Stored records

★ ★ ★ ★ ★

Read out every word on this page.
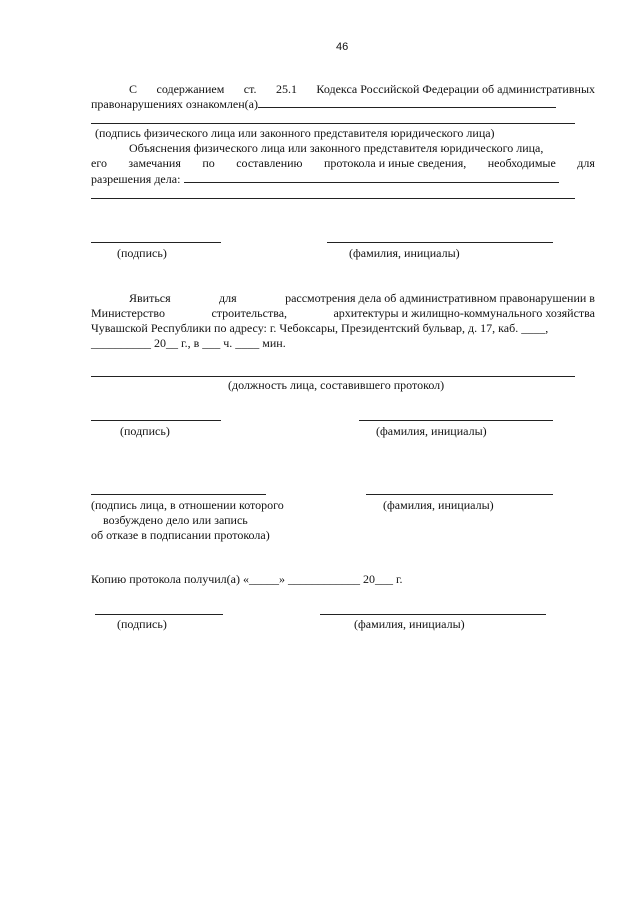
46
С содержанием ст. 25.1 Кодекса Российской Федерации об административных
правонарушениях ознакомлен(а)
(подпись физического лица или законного представителя юридического лица)
Объяснения физического лица или законного представителя юридического лица,
его замечания по составлению протокола и иные сведения, необходимые для
разрешения дела:
(подпись)	(фамилия, инициалы)
Явиться	для	рассмотрения дела об административном правонарушении в
Министерство	строительства,	архитектуры и жилищно-коммунального хозяйства
Чувашской Республики по адресу: г. Чебоксары, Президентский бульвар, д. 17, каб. ____,
__________ 20__ г., в ___ ч. ____ мин.
(должность лица, составившего протокол)
(подпись)	(фамилия, инициалы)
(подпись лица, в отношении которого
возбуждено дело или запись
об отказе в подписании протокола)
(фамилия, инициалы)
Копию протокола получил(а) «_____» ____________ 20___ г.
(подпись)	(фамилия, инициалы)
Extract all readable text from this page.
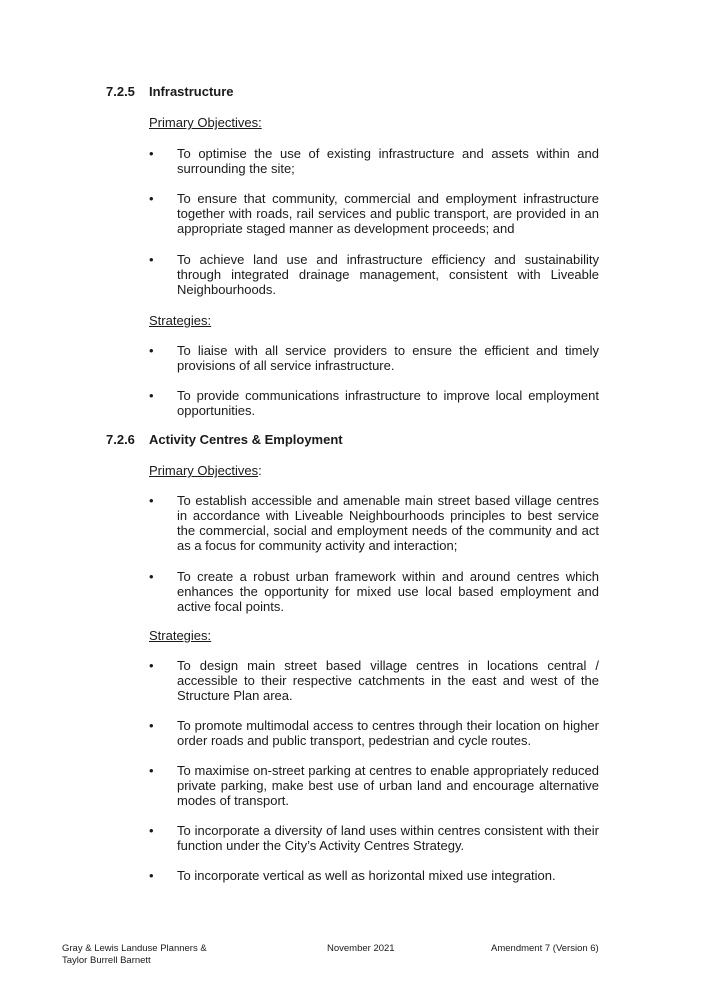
7.2.5	Infrastructure
Primary Objectives:
•	To optimise the use of existing infrastructure and assets within and surrounding the site;
•	To ensure that community, commercial and employment infrastructure together with roads, rail services and public transport, are provided in an appropriate staged manner as development proceeds; and
•	To achieve land use and infrastructure efficiency and sustainability through integrated drainage management, consistent with Liveable Neighbourhoods.
Strategies:
•	To liaise with all service providers to ensure the efficient and timely provisions of all service infrastructure.
•	To provide communications infrastructure to improve local employment opportunities.
7.2.6	Activity Centres & Employment
Primary Objectives:
•	To establish accessible and amenable main street based village centres in accordance with Liveable Neighbourhoods principles to best service the commercial, social and employment needs of the community and act as a focus for community activity and interaction;
•	To create a robust urban framework within and around centres which enhances the opportunity for mixed use local based employment and active focal points.
Strategies:
•	To design main street based village centres in locations central / accessible to their respective catchments in the east and west of the Structure Plan area.
•	To promote multimodal access to centres through their location on higher order roads and public transport, pedestrian and cycle routes.
•	To maximise on-street parking at centres to enable appropriately reduced private parking, make best use of urban land and encourage alternative modes of transport.
•	To incorporate a diversity of land uses within centres consistent with their function under the City’s Activity Centres Strategy.
•	To incorporate vertical as well as horizontal mixed use integration.
Gray & Lewis Landuse Planners &
Taylor Burrell Barnett
November 2021	Amendment 7 (Version 6)
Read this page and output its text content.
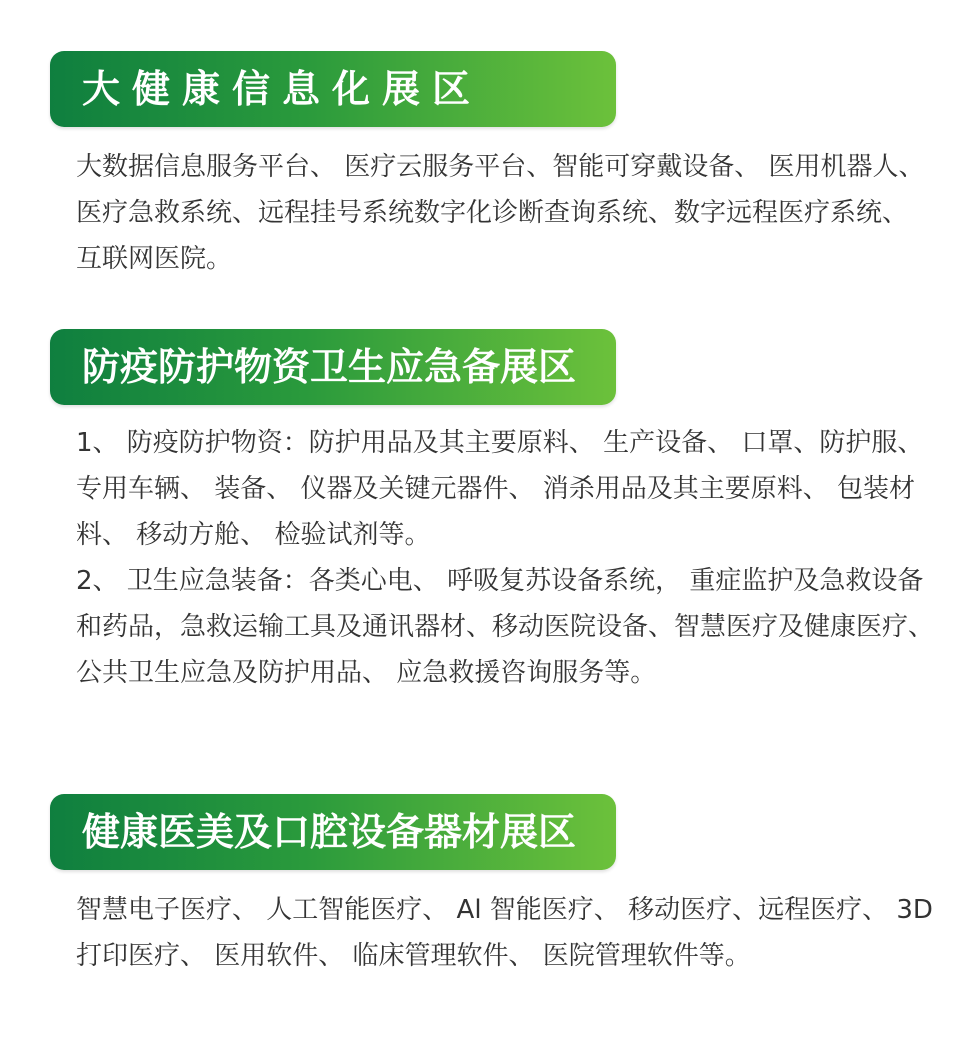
大健康信息化展区

大数据信息服务平台、 医疗云服务平台、智能可穿戴设备、 医用机器人、医疗急救系统、远程挂号系统数字化诊断查询系统、数字远程医疗系统、 互联网医院。

防疫防护物资卫生应急备展区

1、 防疫防护物资：防护用品及其主要原料、 生产设备、 口罩、防护服、 专用车辆、 装备、 仪器及关键元器件、 消杀用品及其主要原料、 包装材料、 移动方舱、 检验试剂等。

2、 卫生应急装备：各类心电、 呼吸复苏设备系统， 重症监护及急救设备和药品，急救运输工具及通讯器材、移动医院设备、智慧医疗及健康医疗、 公共卫生应急及防护用品、 应急救援咨询服务等。

健康医美及口腔设备器材展区

智慧电子医疗、 人工智能医疗、 Al 智能医疗、 移动医疗、远程医疗、 3D 打印医疗、 医用软件、 临床管理软件、 医院管理软件等。
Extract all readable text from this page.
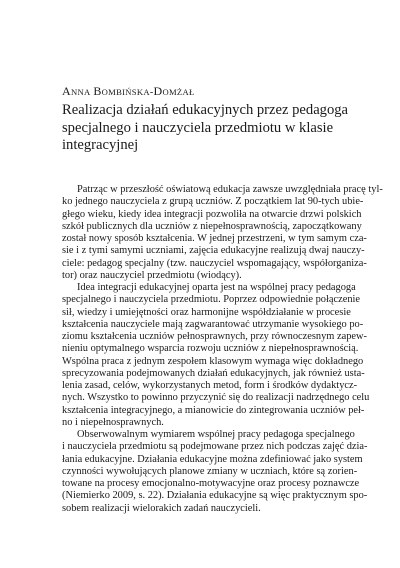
ANNA BOMBIŃSKA-DOMŻAŁ
Realizacja działań edukacyjnych przez pedagoga
specjalnego i nauczyciela przedmiotu w klasie
integracyjnej
Patrząc w przeszłość oświatową edukacja zawsze uwzględniała pracę tyl-
ko jednego nauczyciela z grupą uczniów. Z początkiem lat 90-tych ubie-
głego wieku, kiedy idea integracji pozwoliła na otwarcie drzwi polskich
szkół publicznych dla uczniów z niepełnosprawnością, zapoczątkowany
został nowy sposób kształcenia. W jednej przestrzeni, w tym samym cza-
sie i z tymi samymi uczniami, zajęcia edukacyjne realizują dwaj nauczy-
ciele: pedagog specjalny (tzw. nauczyciel wspomagający, współorganiza-
tor) oraz nauczyciel przedmiotu (wiodący).
Idea integracji edukacyjnej oparta jest na wspólnej pracy pedagoga
specjalnego i nauczyciela przedmiotu. Poprzez odpowiednie połączenie
sił, wiedzy i umiejętności oraz harmonijne współdziałanie w procesie
kształcenia nauczyciele mają zagwarantować utrzymanie wysokiego po-
ziomu kształcenia uczniów pełnosprawnych, przy równoczesnym zapew-
nieniu optymalnego wsparcia rozwoju uczniów z niepełnosprawnością.
Wspólna praca z jednym zespołem klasowym wymaga więc dokładnego
sprecyzowania podejmowanych działań edukacyjnych, jak również usta-
lenia zasad, celów, wykorzystanych metod, form i środków dydaktycz-
nych. Wszystko to powinno przyczynić się do realizacji nadrzędnego celu
kształcenia integracyjnego, a mianowicie do zintegrowania uczniów peł-
no i niepełnosprawnych.
Obserwowalnym wymiarem wspólnej pracy pedagoga specjalnego
i nauczyciela przedmiotu są podejmowane przez nich podczas zajęć dzia-
łania edukacyjne. Działania edukacyjne można zdefiniować jako system
czynności wywołujących planowe zmiany w uczniach, które są zorien-
towane na procesy emocjonalno-motywacyjne oraz procesy poznawcze
(Niemierko 2009, s. 22). Działania edukacyjne są więc praktycznym spo-
sobem realizacji wielorakich zadań nauczycieli.
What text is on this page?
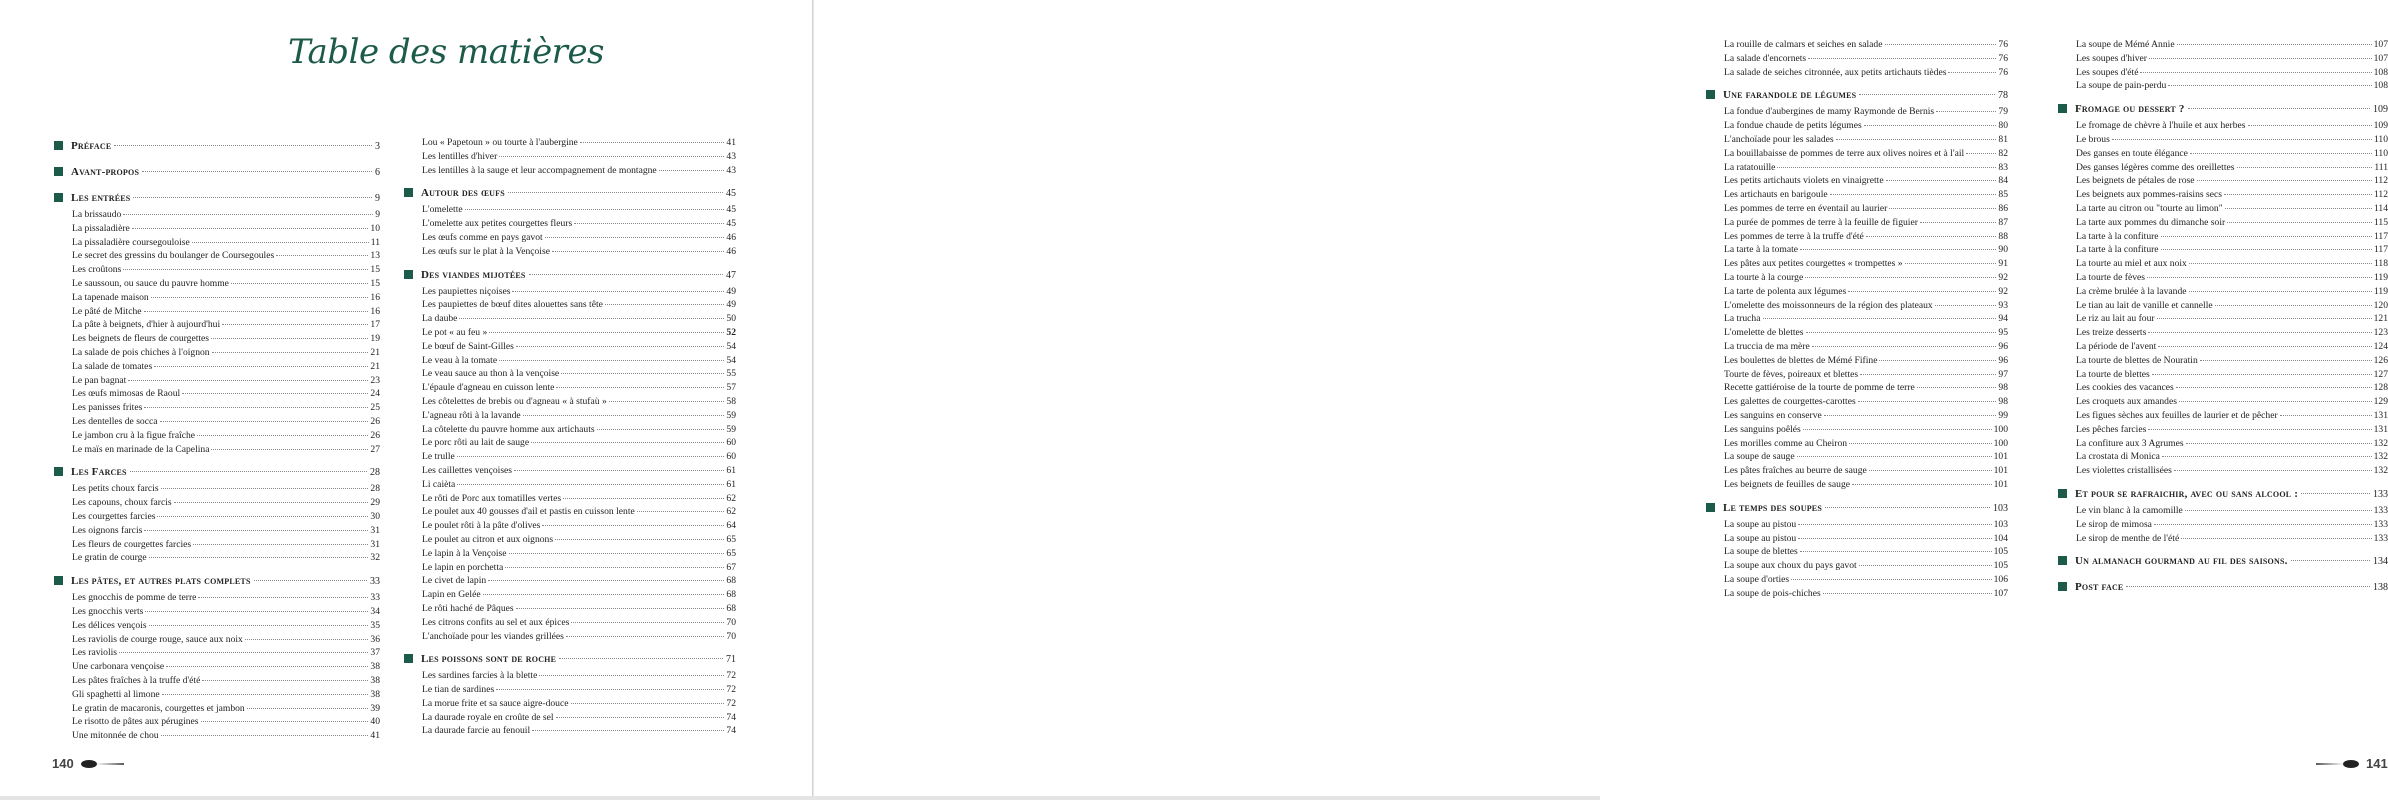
Table des matières
Préface	3
Avant-propos	6
Les entrées	9
La brissaudo	9
La pissaladière	10
La pissaladière coursegouloise	11
Le secret des gressins du boulanger de Coursegoules	13
Les croûtons	15
Le saussoun, ou sauce du pauvre homme	15
La tapenade maison	16
Le pâté de Mitche	16
La pâte à beignets, d'hier à aujourd'hui	17
Les beignets de fleurs de courgettes	19
La salade de pois chiches à l'oignon	21
La salade de tomates	21
Le pan bagnat	23
Les œufs mimosas de Raoul	24
Les panisses frites	25
Les dentelles de socca	26
Le jambon cru à la figue fraîche	26
Le maïs en marinade de la Capelina	27
Les Farces	28
Les petits choux farcis	28
Les capouns, choux farcis	29
Les courgettes farcies	30
Les oignons farcis	31
Les fleurs de courgettes farcies	31
Le gratin de courge	32
Les pâtes, et autres plats complets	33
Les gnocchis de pomme de terre	33
Les gnocchis verts	34
Les délices vençois	35
Les raviolis de courge rouge, sauce aux noix	36
Les raviolis	37
Une carbonara vençoise	38
Les pâtes fraîches à la truffe d'été	38
Gli spaghetti al limone	38
Le gratin de macaronis, courgettes et jambon	39
Le risotto de pâtes aux pérugines	40
Une mitonnée de chou	41
Lou « Papetoun » ou tourte à l'aubergine	41
Les lentilles d'hiver	43
Les lentilles à la sauge et leur accompagnement de montagne	43
Autour des œufs	45
L'omelette	45
L'omelette aux petites courgettes fleurs	45
Les œufs comme en pays gavot	46
Les œufs sur le plat à la Vençoise	46
Des viandes mijotées	47
Les paupiettes niçoises	49
Les paupiettes de bœuf dites alouettes sans tête	49
La daube	50
Le pot « au feu »	52
Le bœuf de Saint-Gilles	54
Le veau à la tomate	54
Le veau sauce au thon à la vençoise	55
L'épaule d'agneau en cuisson lente	57
Les côtelettes de brebis ou d'agneau « à stufaù »	58
L'agneau rôti à la lavande	59
La côtelette du pauvre homme aux artichauts	59
Le porc rôti au lait de sauge	60
Le trulle	60
Les caillettes vençoises	61
Li caièta	61
Le rôti de Porc aux tomatilles vertes	62
Le poulet aux 40 gousses d'ail et pastis en cuisson lente	62
Le poulet rôti à la pâte d'olives	64
Le poulet au citron et aux oignons	65
Le lapin à la Vençoise	65
Le lapin en porchetta	67
Le civet de lapin	68
Lapin en Gelée	68
Le rôti haché de Pâques	68
Les citrons confits au sel et aux épices	70
L'anchoïade pour les viandes grillées	70
Les poissons sont de roche	71
Les sardines farcies à la blette	72
Le tian de sardines	72
La morue frite et sa sauce aigre-douce	72
La daurade royale en croûte de sel	74
La daurade farcie au fenouil	74
140
La rouille de calmars et seiches en salade	76
La salade d'encornets	76
La salade de seiches citronnée, aux petits artichauts tièdes	76
Une farandole de légumes	78
La fondue d'aubergines de mamy Raymonde de Bernis	79
La fondue chaude de petits légumes	80
L'anchoïade pour les salades	81
La bouillabaisse de pommes de terre aux olives noires et à l'ail	82
La ratatouille	83
Les petits artichauts violets en vinaigrette	84
Les artichauts en barigoule	85
Les pommes de terre en éventail au laurier	86
La purée de pommes de terre à la feuille de figuier	87
Les pommes de terre à la truffe d'été	88
La tarte à la tomate	90
Les pâtes aux petites courgettes « trompettes »	91
La tourte à la courge	92
La tarte de polenta aux légumes	92
L'omelette des moissonneurs de la région des plateaux	93
La trucha	94
L'omelette de blettes	95
La truccia de ma mère	96
Les boulettes de blettes de Mémé Fifine	96
Tourte de fèves, poireaux et blettes	97
Recette gattiéroise de la tourte de pomme de terre	98
Les galettes de courgettes-carottes	98
Les sanguins en conserve	99
Les sanguins poêlés	100
Les morilles comme au Cheiron	100
La soupe de sauge	101
Les pâtes fraîches au beurre de sauge	101
Les beignets de feuilles de sauge	101
Le temps des soupes	103
La soupe au pistou	103
La soupe au pistou	104
La soupe de blettes	105
La soupe aux choux du pays gavot	105
La soupe d'orties	106
La soupe de pois-chiches	107
La soupe de Mémé Annie	107
Les soupes d'hiver	107
Les soupes d'été	108
La soupe de pain-perdu	108
Fromage ou dessert ?	109
Le fromage de chèvre à l'huile et aux herbes	109
Le brous	110
Des ganses en toute élégance	110
Des ganses légères comme des oreillettes	111
Les beignets de pétales de rose	112
Les beignets aux pommes-raisins secs	112
La tarte au citron ou "tourte au limon"	114
La tarte aux pommes du dimanche soir	115
La tarte à la confiture	117
La tarte à la confiture	117
La tourte au miel et aux noix	118
La tourte de fèves	119
La crème brulée à la lavande	119
Le tian au lait de vanille et cannelle	120
Le riz au lait au four	121
Les treize desserts	123
La période de l'avent	124
La tourte de blettes de Nouratin	126
La tourte de blettes	127
Les cookies des vacances	128
Les croquets aux amandes	129
Les figues sèches aux feuilles de laurier et de pêcher	131
Les pêches farcies	131
La confiture aux 3 Agrumes	132
La crostata di Monica	132
Les violettes cristallisées	132
Et pour se rafraichir, avec ou sans alcool :	133
Le vin blanc à la camomille	133
Le sirop de mimosa	133
Le sirop de menthe de l'été	133
Un almanach gourmand au fil des saisons.	134
Post face	138
141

★ ★ ★ ★ ★

Which lines contain "raviolis"? Show each of them.

Les raviolis de courge rouge, sauce aux noix	36
Les raviolis	37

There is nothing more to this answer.